## YOUR OBJECTIVE
All records are to be retyped faithfully and completely.

## WORKING DATA
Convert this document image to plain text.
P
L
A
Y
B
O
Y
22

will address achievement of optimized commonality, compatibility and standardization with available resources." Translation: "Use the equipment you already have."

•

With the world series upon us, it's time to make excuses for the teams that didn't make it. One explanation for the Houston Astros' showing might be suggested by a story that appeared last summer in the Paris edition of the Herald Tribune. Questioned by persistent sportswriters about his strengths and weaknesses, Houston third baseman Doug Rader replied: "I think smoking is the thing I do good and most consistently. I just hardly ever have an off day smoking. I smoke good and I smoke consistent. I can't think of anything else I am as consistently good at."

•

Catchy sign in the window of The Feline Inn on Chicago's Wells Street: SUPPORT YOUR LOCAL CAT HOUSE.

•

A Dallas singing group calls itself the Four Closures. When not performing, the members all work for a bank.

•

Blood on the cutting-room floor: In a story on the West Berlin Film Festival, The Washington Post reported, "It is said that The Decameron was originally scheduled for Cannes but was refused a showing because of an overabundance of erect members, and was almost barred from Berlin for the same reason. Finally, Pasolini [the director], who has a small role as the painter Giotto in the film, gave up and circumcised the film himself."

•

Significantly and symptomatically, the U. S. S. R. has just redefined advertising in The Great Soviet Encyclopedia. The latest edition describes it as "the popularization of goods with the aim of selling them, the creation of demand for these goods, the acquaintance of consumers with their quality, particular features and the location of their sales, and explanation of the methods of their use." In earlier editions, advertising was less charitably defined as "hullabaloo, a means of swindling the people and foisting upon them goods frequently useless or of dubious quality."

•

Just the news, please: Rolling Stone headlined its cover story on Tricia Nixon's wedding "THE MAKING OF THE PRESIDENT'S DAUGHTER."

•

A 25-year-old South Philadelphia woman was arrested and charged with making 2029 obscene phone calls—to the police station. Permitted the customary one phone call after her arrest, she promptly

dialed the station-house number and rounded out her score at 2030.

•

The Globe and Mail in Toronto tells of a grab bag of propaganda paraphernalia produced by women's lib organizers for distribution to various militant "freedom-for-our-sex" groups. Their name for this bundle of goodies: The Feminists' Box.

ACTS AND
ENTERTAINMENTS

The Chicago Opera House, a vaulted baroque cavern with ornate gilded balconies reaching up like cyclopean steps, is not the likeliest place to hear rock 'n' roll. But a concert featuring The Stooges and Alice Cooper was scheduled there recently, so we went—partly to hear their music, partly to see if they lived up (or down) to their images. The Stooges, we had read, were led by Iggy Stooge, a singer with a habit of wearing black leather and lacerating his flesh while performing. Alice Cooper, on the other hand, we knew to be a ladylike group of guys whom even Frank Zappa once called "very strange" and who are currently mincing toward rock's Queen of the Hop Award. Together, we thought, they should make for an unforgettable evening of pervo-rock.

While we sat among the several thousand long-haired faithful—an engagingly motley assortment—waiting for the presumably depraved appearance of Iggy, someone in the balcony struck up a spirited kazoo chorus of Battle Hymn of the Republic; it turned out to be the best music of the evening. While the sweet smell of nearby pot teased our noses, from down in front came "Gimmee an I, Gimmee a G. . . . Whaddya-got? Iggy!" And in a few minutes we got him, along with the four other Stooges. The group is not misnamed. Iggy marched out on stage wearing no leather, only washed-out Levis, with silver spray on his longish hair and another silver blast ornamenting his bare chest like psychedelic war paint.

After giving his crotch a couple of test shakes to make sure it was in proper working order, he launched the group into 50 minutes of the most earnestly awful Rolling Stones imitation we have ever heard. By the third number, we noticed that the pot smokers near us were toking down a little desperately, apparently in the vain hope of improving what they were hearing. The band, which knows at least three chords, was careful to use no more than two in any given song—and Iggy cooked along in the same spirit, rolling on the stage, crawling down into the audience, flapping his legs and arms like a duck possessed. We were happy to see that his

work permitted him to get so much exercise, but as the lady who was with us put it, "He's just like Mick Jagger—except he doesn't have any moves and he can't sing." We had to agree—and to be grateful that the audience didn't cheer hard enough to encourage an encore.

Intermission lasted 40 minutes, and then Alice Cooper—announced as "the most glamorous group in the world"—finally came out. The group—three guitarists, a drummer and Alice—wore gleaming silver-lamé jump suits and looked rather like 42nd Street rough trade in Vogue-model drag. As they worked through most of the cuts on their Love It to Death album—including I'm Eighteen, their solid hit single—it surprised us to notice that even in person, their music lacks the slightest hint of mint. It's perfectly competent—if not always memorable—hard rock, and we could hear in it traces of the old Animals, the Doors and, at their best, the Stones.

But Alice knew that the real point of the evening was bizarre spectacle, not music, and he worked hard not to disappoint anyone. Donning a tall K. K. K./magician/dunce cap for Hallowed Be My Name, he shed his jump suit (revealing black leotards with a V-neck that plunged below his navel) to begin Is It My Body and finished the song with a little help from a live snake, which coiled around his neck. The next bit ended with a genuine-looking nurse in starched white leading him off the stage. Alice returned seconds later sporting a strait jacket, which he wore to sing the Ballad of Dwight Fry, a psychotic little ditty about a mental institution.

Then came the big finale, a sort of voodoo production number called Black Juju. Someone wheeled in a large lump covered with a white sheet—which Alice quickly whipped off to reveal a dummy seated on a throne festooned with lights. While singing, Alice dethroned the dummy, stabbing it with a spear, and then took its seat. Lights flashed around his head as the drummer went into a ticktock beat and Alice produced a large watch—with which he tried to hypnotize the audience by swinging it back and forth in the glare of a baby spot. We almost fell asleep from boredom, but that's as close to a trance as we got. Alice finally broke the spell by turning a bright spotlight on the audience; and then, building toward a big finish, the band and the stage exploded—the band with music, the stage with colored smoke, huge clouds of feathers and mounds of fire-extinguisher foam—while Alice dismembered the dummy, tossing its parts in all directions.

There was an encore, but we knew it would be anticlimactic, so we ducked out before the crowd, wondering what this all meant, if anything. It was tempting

## SOLUTION TO THE EXERCISE
Convert this document image to plain text.
P
L
A
Y
B
O
Y
22

will address achievement of optimized commonality, compatibility and standardization with available resources." Translation: "Use the equipment you already have."

•

With the world series upon us, it's time to make excuses for the teams that didn't make it. One explanation for the Houston Astros' showing might be suggested by a story that appeared last summer in the Paris edition of the Herald Tribune. Questioned by persistent sportswriters about his strengths and weaknesses, Houston third baseman Doug Rader replied: "I think smoking is the thing I do good and most consistently. I just hardly ever have an off day smoking. I smoke good and I smoke consistent. I can't think of anything else I am as consistently good at."

•

Catchy sign in the window of The Feline Inn on Chicago's Wells Street: SUPPORT YOUR LOCAL CAT HOUSE.

•

A Dallas singing group calls itself the Four Closures. When not performing, the members all work for a bank.

•

Blood on the cutting-room floor: In a story on the West Berlin Film Festival, The Washington Post reported, "It is said that The Decameron was originally scheduled for Cannes but was refused a showing because of an overabundance of erect members, and was almost barred from Berlin for the same reason. Finally, Pasolini [the director], who has a small role as the painter Giotto in the film, gave up and circumcised the film himself."

•

Significantly and symptomatically, the U. S. S. R. has just redefined advertising in The Great Soviet Encyclopedia. The latest edition describes it as "the popularization of goods with the aim of selling them, the creation of demand for these goods, the acquaintance of consumers with their quality, particular features and the location of their sales, and explanation of the methods of their use." In earlier editions, advertising was less charitably defined as "hullabaloo, a means of swindling the people and foisting upon them goods frequently useless or of dubious quality."

•

Just the news, please: Rolling Stone headlined its cover story on Tricia Nixon's wedding "THE MAKING OF THE PRESIDENT'S DAUGHTER."

•

A 25-year-old South Philadelphia woman was arrested and charged with making 2029 obscene phone calls—to the police station. Permitted the customary one phone call after her arrest, she promptly

dialed the station-house number and rounded out her score at 2030.

•

The Globe and Mail in Toronto tells of a grab bag of propaganda paraphernalia produced by women's lib organizers for distribution to various militant "freedom-for-our-sex" groups. Their name for this bundle of goodies: The Feminists' Box.

ACTS AND
ENTERTAINMENTS

The Chicago Opera House, a vaulted baroque cavern with ornate gilded balconies reaching up like cyclopean steps, is not the likeliest place to hear rock 'n' roll. But a concert featuring The Stooges and Alice Cooper was scheduled there recently, so we went—partly to hear their music, partly to see if they lived up (or down) to their images. The Stooges, we had read, were led by Iggy Stooge, a singer with a habit of wearing black leather and lacerating his flesh while performing. Alice Cooper, on the other hand, we knew to be a ladylike group of guys whom even Frank Zappa once called "very strange" and who are currently mincing toward rock's Queen of the Hop Award. Together, we thought, they should make for an unforgettable evening of pervo-rock.

While we sat among the several thousand long-haired faithful—an engagingly motley assortment—waiting for the presumably depraved appearance of Iggy, someone in the balcony struck up a spirited kazoo chorus of Battle Hymn of the Republic; it turned out to be the best music of the evening. While the sweet smell of nearby pot teased our noses, from down in front came "Gimmee an I, Gimmee a G. . . . Whaddya-got? Iggy!" And in a few minutes we got him, along with the four other Stooges. The group is not misnamed. Iggy marched out on stage wearing no leather, only washed-out Levis, with silver spray on his longish hair and another silver blast ornamenting his bare chest like psychedelic war paint.

After giving his crotch a couple of test shakes to make sure it was in proper working order, he launched the group into 50 minutes of the most earnestly awful Rolling Stones imitation we have ever heard. By the third number, we noticed that the pot smokers near us were toking down a little desperately, apparently in the vain hope of improving what they were hearing. The band, which knows at least three chords, was careful to use no more than two in any given song—and Iggy cooked along in the same spirit, rolling on the stage, crawling down into the audience, flapping his legs and arms like a duck possessed. We were happy to see that his

work permitted him to get so much exercise, but as the lady who was with us put it, "He's just like Mick Jagger—except he doesn't have any moves and he can't sing." We had to agree—and to be grateful that the audience didn't cheer hard enough to encourage an encore.

Intermission lasted 40 minutes, and then Alice Cooper—announced as "the most glamorous group in the world"—finally came out. The group—three guitarists, a drummer and Alice—wore gleaming silver-lamé jump suits and looked rather like 42nd Street rough trade in Vogue-model drag. As they worked through most of the cuts on their Love It to Death album—including I'm Eighteen, their solid hit single—it surprised us to notice that even in person, their music lacks the slightest hint of mint. It's perfectly competent—if not always memorable—hard rock, and we could hear in it traces of the old Animals, the Doors and, at their best, the Stones.

But Alice knew that the real point of the evening was bizarre spectacle, not music, and he worked hard not to disappoint anyone. Donning a tall K. K. K./magician/dunce cap for Hallowed Be My Name, he shed his jump suit (revealing black leotards with a V-neck that plunged below his navel) to begin Is It My Body and finished the song with a little help from a live snake, which coiled around his neck. The next bit ended with a genuine-looking nurse in starched white leading him off the stage. Alice returned seconds later sporting a strait jacket, which he wore to sing the Ballad of Dwight Fry, a psychotic little ditty about a mental institution.

Then came the big finale, a sort of voodoo production number called Black Juju. Someone wheeled in a large lump covered with a white sheet—which Alice quickly whipped off to reveal a dummy seated on a throne festooned with lights. While singing, Alice dethroned the dummy, stabbing it with a spear, and then took its seat. Lights flashed around his head as the drummer went into a ticktock beat and Alice produced a large watch—with which he tried to hypnotize the audience by swinging it back and forth in the glare of a baby spot. We almost fell asleep from boredom, but that's as close to a trance as we got. Alice finally broke the spell by turning a bright spotlight on the audience; and then, building toward a big finish, the band and the stage exploded—the band with music, the stage with colored smoke, huge clouds of feathers and mounds of fire-extinguisher foam—while Alice dismembered the dummy, tossing its parts in all directions.

There was an encore, but we knew it would be anticlimactic, so we ducked out before the crowd, wondering what this all meant, if anything. It was tempting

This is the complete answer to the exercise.